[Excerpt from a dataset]
::::

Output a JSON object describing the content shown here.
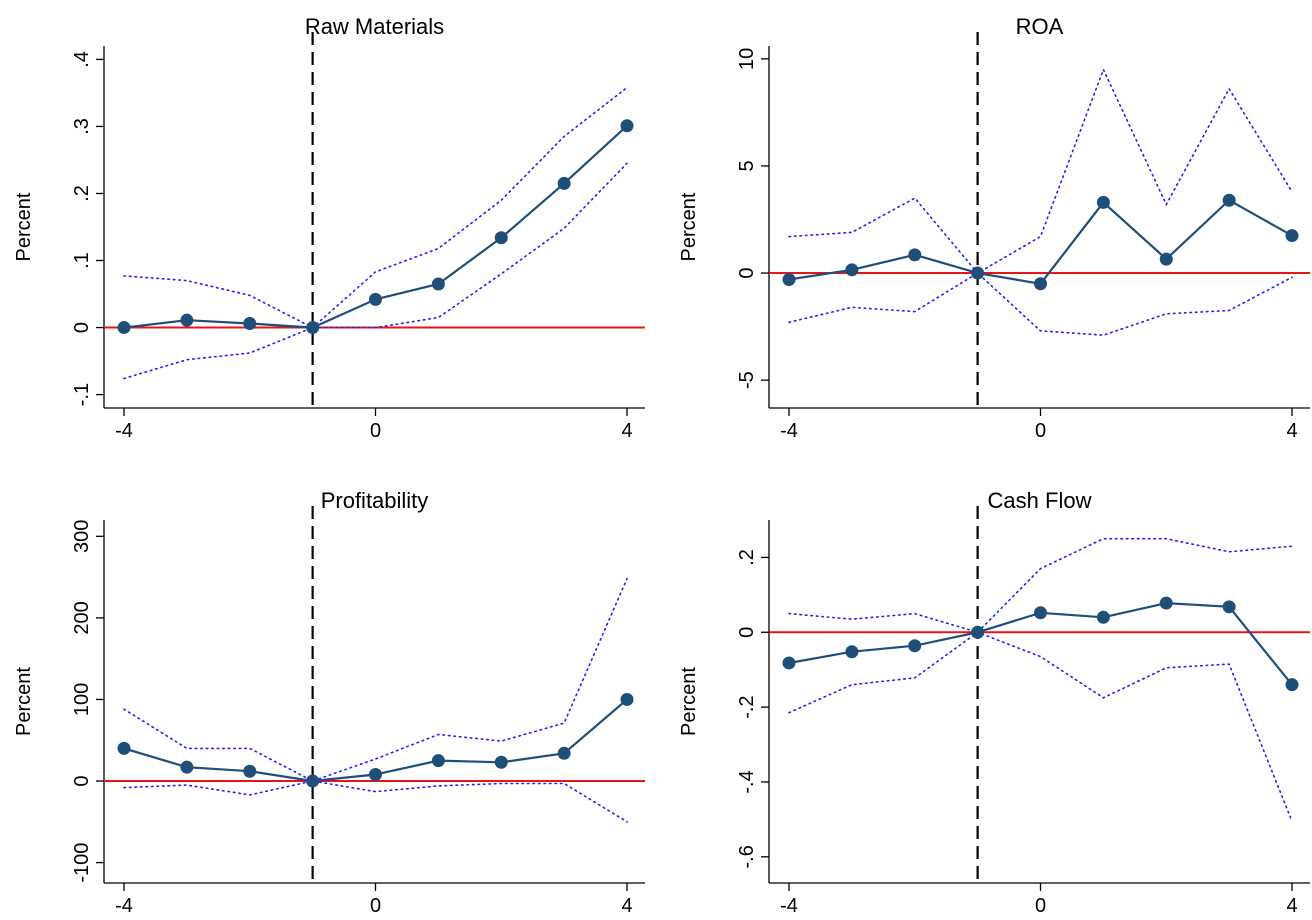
{
  "colors": {
    "point_line": "#1f4e79",
    "ci": "#1f1fff",
    "zero": "#e8141a",
    "event": "#000000"
  },
  "chart_data": [
    {
      "type": "line",
      "title": "Raw Materials",
      "xlabel": "",
      "ylabel": "Percent",
      "xlim": [
        -4,
        4
      ],
      "ylim": [
        -0.12,
        0.42
      ],
      "x": [
        -4,
        -3,
        -2,
        -1,
        0,
        1,
        2,
        3,
        4
      ],
      "xticks": [
        -4,
        0,
        4
      ],
      "xtick_labels": [
        "-4",
        "0",
        "4"
      ],
      "yticks": [
        -0.1,
        0,
        0.1,
        0.2,
        0.3,
        0.4
      ],
      "ytick_labels": [
        "-.1",
        "0",
        ".1",
        ".2",
        ".3",
        ".4"
      ],
      "event_x": -1,
      "zero_line": 0,
      "series": [
        {
          "role": "estimate",
          "values": [
            0.0,
            0.011,
            0.006,
            0.0,
            0.042,
            0.065,
            0.134,
            0.215,
            0.301
          ]
        },
        {
          "role": "ci_upper",
          "values": [
            0.077,
            0.07,
            0.048,
            0.0,
            0.083,
            0.118,
            0.19,
            0.285,
            0.358
          ]
        },
        {
          "role": "ci_lower",
          "values": [
            -0.076,
            -0.048,
            -0.038,
            0.0,
            0.0,
            0.015,
            0.08,
            0.148,
            0.245
          ]
        }
      ]
    },
    {
      "type": "line",
      "title": "ROA",
      "xlabel": "",
      "ylabel": "Percent",
      "xlim": [
        -4,
        4
      ],
      "ylim": [
        -6.3,
        10.6
      ],
      "x": [
        -4,
        -3,
        -2,
        -1,
        0,
        1,
        2,
        3,
        4
      ],
      "xticks": [
        -4,
        0,
        4
      ],
      "xtick_labels": [
        "-4",
        "0",
        "4"
      ],
      "yticks": [
        -5,
        0,
        5,
        10
      ],
      "ytick_labels": [
        "-5",
        "0",
        "5",
        "10"
      ],
      "event_x": -1,
      "zero_line": 0,
      "series": [
        {
          "role": "estimate",
          "values": [
            -0.3,
            0.15,
            0.85,
            0.0,
            -0.5,
            3.3,
            0.65,
            3.4,
            1.75
          ]
        },
        {
          "role": "ci_upper",
          "values": [
            1.7,
            1.9,
            3.5,
            0.0,
            1.7,
            9.5,
            3.2,
            8.6,
            3.8
          ]
        },
        {
          "role": "ci_lower",
          "values": [
            -2.3,
            -1.6,
            -1.8,
            0.0,
            -2.7,
            -2.9,
            -1.9,
            -1.75,
            -0.2
          ]
        }
      ]
    },
    {
      "type": "line",
      "title": "Profitability",
      "xlabel": "",
      "ylabel": "Percent",
      "xlim": [
        -4,
        4
      ],
      "ylim": [
        -125,
        320
      ],
      "x": [
        -4,
        -3,
        -2,
        -1,
        0,
        1,
        2,
        3,
        4
      ],
      "xticks": [
        -4,
        0,
        4
      ],
      "xtick_labels": [
        "-4",
        "0",
        "4"
      ],
      "yticks": [
        -100,
        0,
        100,
        200,
        300
      ],
      "ytick_labels": [
        "-100",
        "0",
        "100",
        "200",
        "300"
      ],
      "event_x": -1,
      "zero_line": 0,
      "series": [
        {
          "role": "estimate",
          "values": [
            40,
            17,
            12,
            0,
            8,
            25,
            23,
            34,
            100
          ]
        },
        {
          "role": "ci_upper",
          "values": [
            88,
            40,
            40,
            0,
            27,
            57,
            49,
            71,
            248
          ]
        },
        {
          "role": "ci_lower",
          "values": [
            -8,
            -5,
            -17,
            0,
            -13,
            -6,
            -3,
            -3,
            -50
          ]
        }
      ]
    },
    {
      "type": "line",
      "title": "Cash Flow",
      "xlabel": "",
      "ylabel": "Percent",
      "xlim": [
        -4,
        4
      ],
      "ylim": [
        -0.67,
        0.3
      ],
      "x": [
        -4,
        -3,
        -2,
        -1,
        0,
        1,
        2,
        3,
        4
      ],
      "xticks": [
        -4,
        0,
        4
      ],
      "xtick_labels": [
        "-4",
        "0",
        "4"
      ],
      "yticks": [
        -0.6,
        -0.4,
        -0.2,
        0,
        0.2
      ],
      "ytick_labels": [
        "-.6",
        "-.4",
        "-.2",
        "0",
        ".2"
      ],
      "event_x": -1,
      "zero_line": 0,
      "series": [
        {
          "role": "estimate",
          "values": [
            -0.082,
            -0.052,
            -0.036,
            0.0,
            0.052,
            0.04,
            0.078,
            0.068,
            -0.14
          ]
        },
        {
          "role": "ci_upper",
          "values": [
            0.05,
            0.035,
            0.05,
            0.0,
            0.17,
            0.25,
            0.25,
            0.215,
            0.23
          ]
        },
        {
          "role": "ci_lower",
          "values": [
            -0.215,
            -0.14,
            -0.122,
            0.0,
            -0.065,
            -0.175,
            -0.095,
            -0.085,
            -0.505
          ]
        }
      ]
    }
  ]
}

::::

Problem to solve: Omit pictures; set down the rest of the material word for word.

Problem solution:
Output a JSON object describing the content shown here.
{
  "colors": {
    "point_line": "#1f4e79",
    "ci": "#1f1fff",
    "zero": "#e8141a",
    "event": "#000000"
  },
  "chart_data": [
    {
      "type": "line",
      "title": "Raw Materials",
      "xlabel": "",
      "ylabel": "Percent",
      "xlim": [
        -4,
        4
      ],
      "ylim": [
        -0.12,
        0.42
      ],
      "x": [
        -4,
        -3,
        -2,
        -1,
        0,
        1,
        2,
        3,
        4
      ],
      "xticks": [
        -4,
        0,
        4
      ],
      "xtick_labels": [
        "-4",
        "0",
        "4"
      ],
      "yticks": [
        -0.1,
        0,
        0.1,
        0.2,
        0.3,
        0.4
      ],
      "ytick_labels": [
        "-.1",
        "0",
        ".1",
        ".2",
        ".3",
        ".4"
      ],
      "event_x": -1,
      "zero_line": 0,
      "series": [
        {
          "role": "estimate",
          "values": [
            0.0,
            0.011,
            0.006,
            0.0,
            0.042,
            0.065,
            0.134,
            0.215,
            0.301
          ]
        },
        {
          "role": "ci_upper",
          "values": [
            0.077,
            0.07,
            0.048,
            0.0,
            0.083,
            0.118,
            0.19,
            0.285,
            0.358
          ]
        },
        {
          "role": "ci_lower",
          "values": [
            -0.076,
            -0.048,
            -0.038,
            0.0,
            0.0,
            0.015,
            0.08,
            0.148,
            0.245
          ]
        }
      ]
    },
    {
      "type": "line",
      "title": "ROA",
      "xlabel": "",
      "ylabel": "Percent",
      "xlim": [
        -4,
        4
      ],
      "ylim": [
        -6.3,
        10.6
      ],
      "x": [
        -4,
        -3,
        -2,
        -1,
        0,
        1,
        2,
        3,
        4
      ],
      "xticks": [
        -4,
        0,
        4
      ],
      "xtick_labels": [
        "-4",
        "0",
        "4"
      ],
      "yticks": [
        -5,
        0,
        5,
        10
      ],
      "ytick_labels": [
        "-5",
        "0",
        "5",
        "10"
      ],
      "event_x": -1,
      "zero_line": 0,
      "series": [
        {
          "role": "estimate",
          "values": [
            -0.3,
            0.15,
            0.85,
            0.0,
            -0.5,
            3.3,
            0.65,
            3.4,
            1.75
          ]
        },
        {
          "role": "ci_upper",
          "values": [
            1.7,
            1.9,
            3.5,
            0.0,
            1.7,
            9.5,
            3.2,
            8.6,
            3.8
          ]
        },
        {
          "role": "ci_lower",
          "values": [
            -2.3,
            -1.6,
            -1.8,
            0.0,
            -2.7,
            -2.9,
            -1.9,
            -1.75,
            -0.2
          ]
        }
      ]
    },
    {
      "type": "line",
      "title": "Profitability",
      "xlabel": "",
      "ylabel": "Percent",
      "xlim": [
        -4,
        4
      ],
      "ylim": [
        -125,
        320
      ],
      "x": [
        -4,
        -3,
        -2,
        -1,
        0,
        1,
        2,
        3,
        4
      ],
      "xticks": [
        -4,
        0,
        4
      ],
      "xtick_labels": [
        "-4",
        "0",
        "4"
      ],
      "yticks": [
        -100,
        0,
        100,
        200,
        300
      ],
      "ytick_labels": [
        "-100",
        "0",
        "100",
        "200",
        "300"
      ],
      "event_x": -1,
      "zero_line": 0,
      "series": [
        {
          "role": "estimate",
          "values": [
            40,
            17,
            12,
            0,
            8,
            25,
            23,
            34,
            100
          ]
        },
        {
          "role": "ci_upper",
          "values": [
            88,
            40,
            40,
            0,
            27,
            57,
            49,
            71,
            248
          ]
        },
        {
          "role": "ci_lower",
          "values": [
            -8,
            -5,
            -17,
            0,
            -13,
            -6,
            -3,
            -3,
            -50
          ]
        }
      ]
    },
    {
      "type": "line",
      "title": "Cash Flow",
      "xlabel": "",
      "ylabel": "Percent",
      "xlim": [
        -4,
        4
      ],
      "ylim": [
        -0.67,
        0.3
      ],
      "x": [
        -4,
        -3,
        -2,
        -1,
        0,
        1,
        2,
        3,
        4
      ],
      "xticks": [
        -4,
        0,
        4
      ],
      "xtick_labels": [
        "-4",
        "0",
        "4"
      ],
      "yticks": [
        -0.6,
        -0.4,
        -0.2,
        0,
        0.2
      ],
      "ytick_labels": [
        "-.6",
        "-.4",
        "-.2",
        "0",
        ".2"
      ],
      "event_x": -1,
      "zero_line": 0,
      "series": [
        {
          "role": "estimate",
          "values": [
            -0.082,
            -0.052,
            -0.036,
            0.0,
            0.052,
            0.04,
            0.078,
            0.068,
            -0.14
          ]
        },
        {
          "role": "ci_upper",
          "values": [
            0.05,
            0.035,
            0.05,
            0.0,
            0.17,
            0.25,
            0.25,
            0.215,
            0.23
          ]
        },
        {
          "role": "ci_lower",
          "values": [
            -0.215,
            -0.14,
            -0.122,
            0.0,
            -0.065,
            -0.175,
            -0.095,
            -0.085,
            -0.505
          ]
        }
      ]
    }
  ]
}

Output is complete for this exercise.